* Start Records shown *

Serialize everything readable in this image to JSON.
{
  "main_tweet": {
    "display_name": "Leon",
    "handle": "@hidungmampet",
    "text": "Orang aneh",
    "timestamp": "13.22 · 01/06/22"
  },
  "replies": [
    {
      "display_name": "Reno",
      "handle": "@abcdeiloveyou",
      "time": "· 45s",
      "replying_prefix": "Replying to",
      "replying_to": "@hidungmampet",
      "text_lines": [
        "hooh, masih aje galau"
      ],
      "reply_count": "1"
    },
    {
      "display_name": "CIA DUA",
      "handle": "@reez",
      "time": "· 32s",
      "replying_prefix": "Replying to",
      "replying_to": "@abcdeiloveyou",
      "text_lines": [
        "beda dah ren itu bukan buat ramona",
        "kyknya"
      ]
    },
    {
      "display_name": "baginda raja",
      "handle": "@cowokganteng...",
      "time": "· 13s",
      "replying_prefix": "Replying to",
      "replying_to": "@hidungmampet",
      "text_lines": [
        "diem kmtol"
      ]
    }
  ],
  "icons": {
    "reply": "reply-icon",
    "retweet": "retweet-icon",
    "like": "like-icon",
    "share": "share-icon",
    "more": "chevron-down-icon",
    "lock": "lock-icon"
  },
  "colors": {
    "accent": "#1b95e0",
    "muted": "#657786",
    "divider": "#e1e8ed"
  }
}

* End Records shown *

Goal of the exercise:
Find the string "abcdeiloveyou" in the listing and return every line that holds it.

Output below:
      "handle": "@abcdeiloveyou",
      "replying_to": "@abcdeiloveyou",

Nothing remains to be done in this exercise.